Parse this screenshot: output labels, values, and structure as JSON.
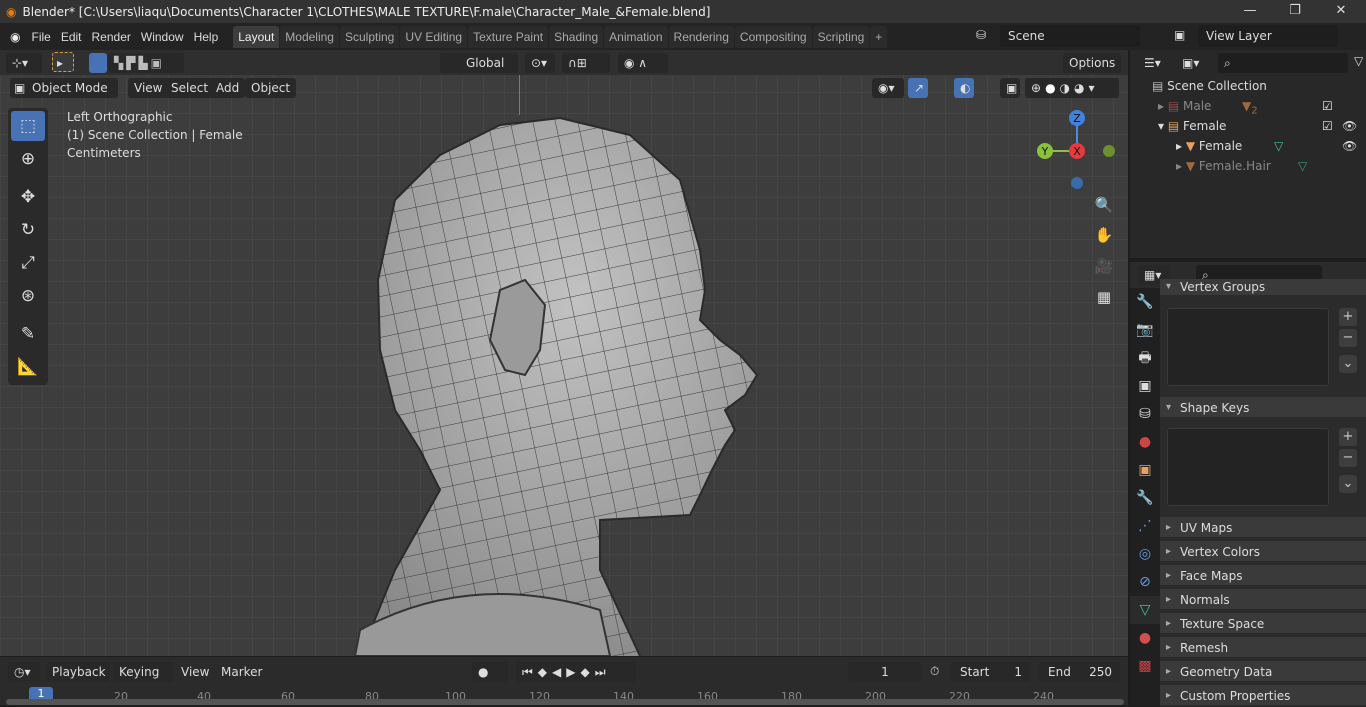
{
  "title": "Blender* [C:\\Users\\liaqu\\Documents\\Character 1\\CLOTHES\\MALE TEXTURE\\F.male\\Character_Male_&Female.blend]",
  "window": {
    "minimize": "—",
    "maximize": "❐",
    "close": "✕"
  },
  "menu": [
    "File",
    "Edit",
    "Render",
    "Window",
    "Help"
  ],
  "workspaces": [
    "Layout",
    "Modeling",
    "Sculpting",
    "UV Editing",
    "Texture Paint",
    "Shading",
    "Animation",
    "Rendering",
    "Compositing",
    "Scripting",
    "+"
  ],
  "scene": "Scene",
  "view_layer": "View Layer",
  "header": {
    "orientation": "Global",
    "options": "Options",
    "mode": "Object Mode",
    "menus": [
      "View",
      "Select",
      "Add",
      "Object"
    ]
  },
  "overlay_text": {
    "view": "Left Orthographic",
    "collection": "(1) Scene Collection | Female",
    "units": "Centimeters"
  },
  "gizmo": {
    "z": "Z",
    "y": "Y",
    "x": "X"
  },
  "outliner": {
    "root": "Scene Collection",
    "items": [
      {
        "label": "Male",
        "badge": "2"
      },
      {
        "label": "Female"
      },
      {
        "label": "Female"
      },
      {
        "label": "Female.Hair"
      }
    ]
  },
  "properties": {
    "panels": [
      "Vertex Groups",
      "Shape Keys",
      "UV Maps",
      "Vertex Colors",
      "Face Maps",
      "Normals",
      "Texture Space",
      "Remesh",
      "Geometry Data",
      "Custom Properties"
    ]
  },
  "timeline": {
    "menus": [
      "Playback",
      "Keying",
      "View",
      "Marker"
    ],
    "current_frame": "1",
    "start_label": "Start",
    "start": "1",
    "end_label": "End",
    "end": "250",
    "ticks": [
      "1",
      "20",
      "40",
      "60",
      "80",
      "100",
      "120",
      "140",
      "160",
      "180",
      "200",
      "220",
      "240"
    ]
  },
  "colors": {
    "accent": "#4772b3",
    "orange": "#e87d0d"
  }
}
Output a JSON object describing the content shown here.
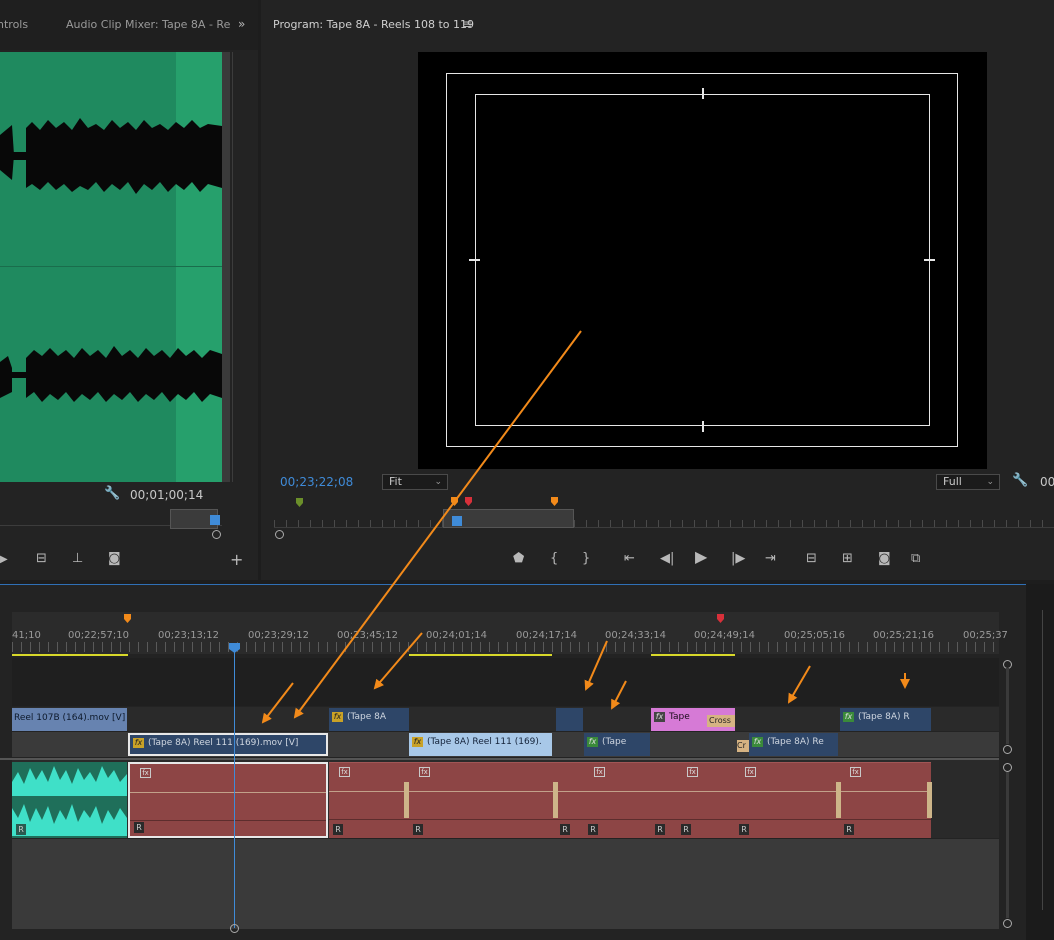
{
  "source_panel": {
    "tab_controls": "ntrols",
    "tab_audio_mixer": "Audio Clip Mixer: Tape 8A - Re",
    "overflow_icon": "double-chevron-right",
    "timecode": "00;01;00;14"
  },
  "program_panel": {
    "title": "Program: Tape 8A - Reels 108 to 119",
    "menu_icon": "hamburger",
    "timecode": "00;23;22;08",
    "fit_label": "Fit",
    "full_label": "Full",
    "right_timecode": "00"
  },
  "transport": {
    "buttons": [
      "marker",
      "mark-in",
      "mark-out",
      "go-to-in",
      "step-back",
      "play",
      "step-forward",
      "go-to-out",
      "lift",
      "extract",
      "export-frame",
      "compare"
    ]
  },
  "timeline": {
    "ruler_labels": [
      "41;10",
      "00;22;57;10",
      "00;23;13;12",
      "00;23;29;12",
      "00;23;45;12",
      "00;24;01;14",
      "00;24;17;14",
      "00;24;33;14",
      "00;24;49;14",
      "00;25;05;16",
      "00;25;21;16",
      "00;25;37"
    ],
    "v2_clips": [
      {
        "label": "Reel 107B (164).mov [V]"
      },
      {
        "label": "(Tape 8A"
      },
      {
        "label": "Tape"
      },
      {
        "label": "Cross"
      },
      {
        "label": "(Tape 8A) R"
      }
    ],
    "v1_clips": [
      {
        "label": "(Tape 8A) Reel 111 (169).mov [V]"
      },
      {
        "label": "(Tape 8A) Reel 111 (169)."
      },
      {
        "label": "(Tape"
      },
      {
        "label": "(Tape 8A) Re"
      },
      {
        "label": "Cr"
      }
    ],
    "audio_r_label": "R",
    "audio_fx_label": "fx"
  },
  "colors": {
    "accent_blue": "#3f8bd8",
    "arrow_orange": "#f28a1a",
    "audio_green": "#1f8a5f",
    "audio_clip_red": "#8d4545",
    "video_clip_blue": "#2e4668"
  }
}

___

*The exercise*
Transcribe the records above exactly, leaving out every picture.

*Problem solution*
Parse this screenshot: output labels, values, and structure as JSON.
{
  "title": "Blender* [C:\\Users\\liaqu\\Documents\\Character 1\\CLOTHES\\MALE TEXTURE\\F.male\\Character_Male_&Female.blend]",
  "window": {
    "minimize": "—",
    "maximize": "❐",
    "close": "✕"
  },
  "menu": [
    "File",
    "Edit",
    "Render",
    "Window",
    "Help"
  ],
  "workspaces": [
    "Layout",
    "Modeling",
    "Sculpting",
    "UV Editing",
    "Texture Paint",
    "Shading",
    "Animation",
    "Rendering",
    "Compositing",
    "Scripting",
    "+"
  ],
  "scene": "Scene",
  "view_layer": "View Layer",
  "header": {
    "orientation": "Global",
    "options": "Options",
    "mode": "Object Mode",
    "menus": [
      "View",
      "Select",
      "Add",
      "Object"
    ]
  },
  "overlay_text": {
    "view": "Left Orthographic",
    "collection": "(1) Scene Collection | Female",
    "units": "Centimeters"
  },
  "gizmo": {
    "z": "Z",
    "y": "Y",
    "x": "X"
  },
  "outliner": {
    "root": "Scene Collection",
    "items": [
      {
        "label": "Male",
        "badge": "2"
      },
      {
        "label": "Female"
      },
      {
        "label": "Female"
      },
      {
        "label": "Female.Hair"
      }
    ]
  },
  "properties": {
    "panels": [
      "Vertex Groups",
      "Shape Keys",
      "UV Maps",
      "Vertex Colors",
      "Face Maps",
      "Normals",
      "Texture Space",
      "Remesh",
      "Geometry Data",
      "Custom Properties"
    ]
  },
  "timeline": {
    "menus": [
      "Playback",
      "Keying",
      "View",
      "Marker"
    ],
    "current_frame": "1",
    "start_label": "Start",
    "start": "1",
    "end_label": "End",
    "end": "250",
    "ticks": [
      "1",
      "20",
      "40",
      "60",
      "80",
      "100",
      "120",
      "140",
      "160",
      "180",
      "200",
      "220",
      "240"
    ]
  },
  "colors": {
    "accent": "#4772b3",
    "orange": "#e87d0d"
  }
}
Output a JSON object describing the content shown here.
{
  "source_panel": {
    "tab_controls": "ntrols",
    "tab_audio_mixer": "Audio Clip Mixer: Tape 8A - Re",
    "overflow_icon": "double-chevron-right",
    "timecode": "00;01;00;14"
  },
  "program_panel": {
    "title": "Program: Tape 8A - Reels 108 to 119",
    "menu_icon": "hamburger",
    "timecode": "00;23;22;08",
    "fit_label": "Fit",
    "full_label": "Full",
    "right_timecode": "00"
  },
  "transport": {
    "buttons": [
      "marker",
      "mark-in",
      "mark-out",
      "go-to-in",
      "step-back",
      "play",
      "step-forward",
      "go-to-out",
      "lift",
      "extract",
      "export-frame",
      "compare"
    ]
  },
  "timeline": {
    "ruler_labels": [
      "41;10",
      "00;22;57;10",
      "00;23;13;12",
      "00;23;29;12",
      "00;23;45;12",
      "00;24;01;14",
      "00;24;17;14",
      "00;24;33;14",
      "00;24;49;14",
      "00;25;05;16",
      "00;25;21;16",
      "00;25;37"
    ],
    "v2_clips": [
      {
        "label": "Reel 107B (164).mov [V]"
      },
      {
        "label": "(Tape 8A"
      },
      {
        "label": "Tape"
      },
      {
        "label": "Cross"
      },
      {
        "label": "(Tape 8A) R"
      }
    ],
    "v1_clips": [
      {
        "label": "(Tape 8A) Reel 111 (169).mov [V]"
      },
      {
        "label": "(Tape 8A) Reel 111 (169)."
      },
      {
        "label": "(Tape"
      },
      {
        "label": "(Tape 8A) Re"
      },
      {
        "label": "Cr"
      }
    ],
    "audio_r_label": "R",
    "audio_fx_label": "fx"
  },
  "colors": {
    "accent_blue": "#3f8bd8",
    "arrow_orange": "#f28a1a",
    "audio_green": "#1f8a5f",
    "audio_clip_red": "#8d4545",
    "video_clip_blue": "#2e4668"
  }
}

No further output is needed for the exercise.